### SELECTED EXTRACT
§
Problem: Some components use display: contents to act as semantically invisible wrappers (e.g., pfv6-divider, pfv6-skeleton, pfv6-backdrop, pfv6-background-image). However, elements with display: contents become invisible to CSS child selectors like .pf-v6-l-flex > *, causing layout spacing and properties to not apply correctly.

Solution: We use a CSS variable contract pattern to bridge layout containers and display: contents components:

  1. Light DOM CSS (styles/layout.css) sets private CSS variables on custom elements inside layout containers
  2. Shadow DOM CSS (component styles) consumes these variables to apply spacing

Architecture:

Layout Container (.pf-v6-l-flex)
  ↓ sets --_layout-* variables
Custom Element (pfv6-divider)
  ↓ consumes variables
Shadow DOM (inner <hr>)
  ✓ spacing applied

Usage in Your Project:

Include the layout integration CSS in your HTML:

<link rel="stylesheet" href="/styles/layout.css">

This CSS file is distributed with the component library (not dev-server only) and should be included alongside PatternFly CSS.

How It Works:

The styles/layout.css file explicitly targets components with display: contents and passes through layout properties:

/* Flex layout integration */
.pf-v6-l-flex {
  & > :is(pfv6-divider, pfv6-skeleton, pfv6-backdrop, pfv6-background-image) {
    --_layout-order: var(--pf-v6-l-flex--item--Order);
    --_layout-max-width: 100%;
    --_layout-margin-block-start: 0;
    --_layout-margin-block-end: 0;
    --_layout-margin-inline-start: 0;
    --_layout-margin-inline-end: 0;
  }
}

/* Direction-specific rules */
.pf-v6-l-flex.pf-m-column {
  & > :is(pfv6-divider, pfv6-skeleton, pfv6-backdrop, pfv6-background-image) {
    --_layout-margin-block-end: var(--pf-v6-l-flex--spacer--row);
  }
}

Components then consume these variables in their shadow DOM:

/* In pfv6-divider.css */
hr, div {
  order: var(--_layout-order);
  max-width: var(--_layout-max-width);
  margin-block: var(--_layout-margin-block-start) var(--_layout-margin-block-end);
  margin-inline: var(--_layout-margin-inline-start) var(--_layout-margin-inline-end);
}

Supported Layouts:

Layout integration is implemented for all 7 PatternFly layout systems:

  • Flex - Full margin control for all direction modifiers (pf-m-row, pf-m-column, pf-m-row-reverse, pf-m-column-reverse)
§
### ACTIVITY
Repeat the part of the notes on display: contents layout integration starting at "Problem: Some components" and ending at "not apply correctly.", word for word. The listing that follows has no connection to the notes on display: contents components and layout integration.

Excerpts from a dataset
§
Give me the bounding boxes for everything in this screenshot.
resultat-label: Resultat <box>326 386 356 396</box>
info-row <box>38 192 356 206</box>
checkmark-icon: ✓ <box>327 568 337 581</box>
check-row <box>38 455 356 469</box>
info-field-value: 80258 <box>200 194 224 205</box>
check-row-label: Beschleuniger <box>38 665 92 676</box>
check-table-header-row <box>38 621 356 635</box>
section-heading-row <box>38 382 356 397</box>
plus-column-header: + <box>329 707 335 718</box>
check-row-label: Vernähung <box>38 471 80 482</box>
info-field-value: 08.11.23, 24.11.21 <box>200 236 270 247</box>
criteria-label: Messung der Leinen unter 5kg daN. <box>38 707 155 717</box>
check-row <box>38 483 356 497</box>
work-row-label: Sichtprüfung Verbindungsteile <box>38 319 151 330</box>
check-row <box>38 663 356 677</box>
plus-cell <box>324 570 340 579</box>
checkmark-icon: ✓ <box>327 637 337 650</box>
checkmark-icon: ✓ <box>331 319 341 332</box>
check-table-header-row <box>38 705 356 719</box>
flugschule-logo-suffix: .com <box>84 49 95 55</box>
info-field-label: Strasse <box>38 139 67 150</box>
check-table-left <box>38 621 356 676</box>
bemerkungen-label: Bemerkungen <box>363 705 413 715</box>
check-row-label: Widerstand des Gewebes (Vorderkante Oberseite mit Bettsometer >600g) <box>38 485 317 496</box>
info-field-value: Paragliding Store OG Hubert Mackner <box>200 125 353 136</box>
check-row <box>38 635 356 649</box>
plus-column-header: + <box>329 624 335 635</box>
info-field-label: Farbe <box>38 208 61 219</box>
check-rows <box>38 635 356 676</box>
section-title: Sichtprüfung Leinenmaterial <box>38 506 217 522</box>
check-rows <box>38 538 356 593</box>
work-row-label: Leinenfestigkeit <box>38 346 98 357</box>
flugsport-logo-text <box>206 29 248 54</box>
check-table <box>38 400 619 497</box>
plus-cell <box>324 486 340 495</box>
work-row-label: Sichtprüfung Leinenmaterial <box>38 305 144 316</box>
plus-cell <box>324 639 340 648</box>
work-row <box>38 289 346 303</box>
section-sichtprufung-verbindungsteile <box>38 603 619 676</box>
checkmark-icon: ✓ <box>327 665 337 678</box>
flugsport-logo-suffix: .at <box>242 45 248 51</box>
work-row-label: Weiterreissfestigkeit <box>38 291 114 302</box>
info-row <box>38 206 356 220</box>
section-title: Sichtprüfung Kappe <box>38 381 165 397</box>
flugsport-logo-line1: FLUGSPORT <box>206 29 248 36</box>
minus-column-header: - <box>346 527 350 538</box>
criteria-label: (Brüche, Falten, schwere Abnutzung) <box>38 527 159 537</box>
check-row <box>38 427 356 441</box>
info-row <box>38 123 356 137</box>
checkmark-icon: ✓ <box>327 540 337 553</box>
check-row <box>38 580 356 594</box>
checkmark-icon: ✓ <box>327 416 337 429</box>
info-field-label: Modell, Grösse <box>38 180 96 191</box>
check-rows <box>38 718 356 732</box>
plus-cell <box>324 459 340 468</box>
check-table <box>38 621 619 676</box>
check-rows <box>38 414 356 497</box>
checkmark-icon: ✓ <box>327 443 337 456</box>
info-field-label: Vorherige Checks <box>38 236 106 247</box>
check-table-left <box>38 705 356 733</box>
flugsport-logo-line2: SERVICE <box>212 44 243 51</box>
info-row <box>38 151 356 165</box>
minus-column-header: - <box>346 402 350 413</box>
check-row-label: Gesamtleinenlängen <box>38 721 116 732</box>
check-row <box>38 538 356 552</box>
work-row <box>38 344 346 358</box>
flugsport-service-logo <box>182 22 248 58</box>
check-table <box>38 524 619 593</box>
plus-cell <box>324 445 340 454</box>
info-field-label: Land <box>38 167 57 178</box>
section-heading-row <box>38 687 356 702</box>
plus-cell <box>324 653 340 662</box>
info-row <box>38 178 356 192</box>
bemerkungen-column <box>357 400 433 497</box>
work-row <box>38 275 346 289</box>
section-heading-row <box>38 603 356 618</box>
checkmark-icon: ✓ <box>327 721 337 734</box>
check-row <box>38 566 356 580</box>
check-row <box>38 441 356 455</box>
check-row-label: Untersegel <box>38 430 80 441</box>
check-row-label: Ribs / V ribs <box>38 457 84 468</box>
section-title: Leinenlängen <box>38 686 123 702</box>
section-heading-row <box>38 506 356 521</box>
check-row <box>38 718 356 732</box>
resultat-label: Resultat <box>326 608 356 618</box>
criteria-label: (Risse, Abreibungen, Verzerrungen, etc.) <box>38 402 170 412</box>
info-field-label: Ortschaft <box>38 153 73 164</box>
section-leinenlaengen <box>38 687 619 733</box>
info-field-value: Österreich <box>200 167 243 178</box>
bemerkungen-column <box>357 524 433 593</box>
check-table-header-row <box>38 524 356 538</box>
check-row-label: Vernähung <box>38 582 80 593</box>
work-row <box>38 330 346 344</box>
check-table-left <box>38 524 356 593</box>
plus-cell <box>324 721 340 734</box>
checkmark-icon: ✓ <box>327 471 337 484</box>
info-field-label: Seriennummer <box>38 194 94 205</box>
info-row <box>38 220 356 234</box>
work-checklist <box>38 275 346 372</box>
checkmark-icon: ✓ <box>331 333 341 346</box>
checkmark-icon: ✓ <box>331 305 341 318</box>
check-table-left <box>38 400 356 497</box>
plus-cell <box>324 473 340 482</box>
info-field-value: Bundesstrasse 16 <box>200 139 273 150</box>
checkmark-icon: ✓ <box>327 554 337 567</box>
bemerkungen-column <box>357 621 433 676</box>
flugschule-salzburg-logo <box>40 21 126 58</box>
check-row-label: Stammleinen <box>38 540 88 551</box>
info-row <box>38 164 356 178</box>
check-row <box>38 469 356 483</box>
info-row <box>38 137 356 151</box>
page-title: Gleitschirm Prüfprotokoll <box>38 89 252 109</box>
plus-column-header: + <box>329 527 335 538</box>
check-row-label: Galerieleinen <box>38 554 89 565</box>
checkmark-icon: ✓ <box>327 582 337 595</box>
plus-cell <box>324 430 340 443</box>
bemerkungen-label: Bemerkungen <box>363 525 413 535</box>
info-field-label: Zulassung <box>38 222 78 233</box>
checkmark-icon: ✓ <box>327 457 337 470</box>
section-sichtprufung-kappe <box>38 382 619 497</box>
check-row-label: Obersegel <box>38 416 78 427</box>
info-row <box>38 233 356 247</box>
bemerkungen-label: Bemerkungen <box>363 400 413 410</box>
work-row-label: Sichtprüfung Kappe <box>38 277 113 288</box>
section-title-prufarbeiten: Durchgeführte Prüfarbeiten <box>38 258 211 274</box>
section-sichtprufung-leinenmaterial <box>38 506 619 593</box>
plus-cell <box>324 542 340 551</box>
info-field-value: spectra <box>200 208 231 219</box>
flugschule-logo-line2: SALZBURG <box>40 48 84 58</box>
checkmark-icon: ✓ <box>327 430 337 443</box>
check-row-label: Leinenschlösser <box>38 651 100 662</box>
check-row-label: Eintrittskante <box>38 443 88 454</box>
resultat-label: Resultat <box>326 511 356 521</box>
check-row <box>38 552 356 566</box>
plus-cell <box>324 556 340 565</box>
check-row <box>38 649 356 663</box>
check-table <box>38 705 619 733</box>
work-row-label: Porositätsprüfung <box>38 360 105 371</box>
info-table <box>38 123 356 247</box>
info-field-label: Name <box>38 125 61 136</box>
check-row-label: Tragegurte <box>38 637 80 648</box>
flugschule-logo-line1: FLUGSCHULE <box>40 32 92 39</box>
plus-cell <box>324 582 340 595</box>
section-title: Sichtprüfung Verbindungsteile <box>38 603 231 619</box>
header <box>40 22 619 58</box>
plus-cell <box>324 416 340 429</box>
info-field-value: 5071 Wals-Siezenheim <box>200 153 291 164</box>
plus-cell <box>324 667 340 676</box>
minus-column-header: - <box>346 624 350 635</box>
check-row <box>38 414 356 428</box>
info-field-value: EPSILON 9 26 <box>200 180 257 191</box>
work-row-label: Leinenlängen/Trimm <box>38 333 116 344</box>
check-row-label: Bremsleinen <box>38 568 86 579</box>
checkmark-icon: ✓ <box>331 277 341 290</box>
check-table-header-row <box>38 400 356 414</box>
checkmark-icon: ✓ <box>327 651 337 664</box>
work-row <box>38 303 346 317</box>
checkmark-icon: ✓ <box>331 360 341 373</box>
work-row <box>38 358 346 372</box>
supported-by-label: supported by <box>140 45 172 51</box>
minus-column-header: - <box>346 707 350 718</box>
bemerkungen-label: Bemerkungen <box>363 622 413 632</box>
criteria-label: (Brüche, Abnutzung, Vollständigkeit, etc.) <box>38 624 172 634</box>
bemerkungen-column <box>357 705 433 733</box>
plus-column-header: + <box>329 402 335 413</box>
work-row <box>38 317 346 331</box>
§
### EXERCISE ANSWER
Problem: Some components use display: contents to act as semantically invisible wrappers (e.g., pfv6-divider, pfv6-skeleton, pfv6-backdrop, pfv6-background-image). However, elements with display: contents become invisible to CSS child selectors like .pf-v6-l-flex > *, causing layout spacing and properties to not apply correctly.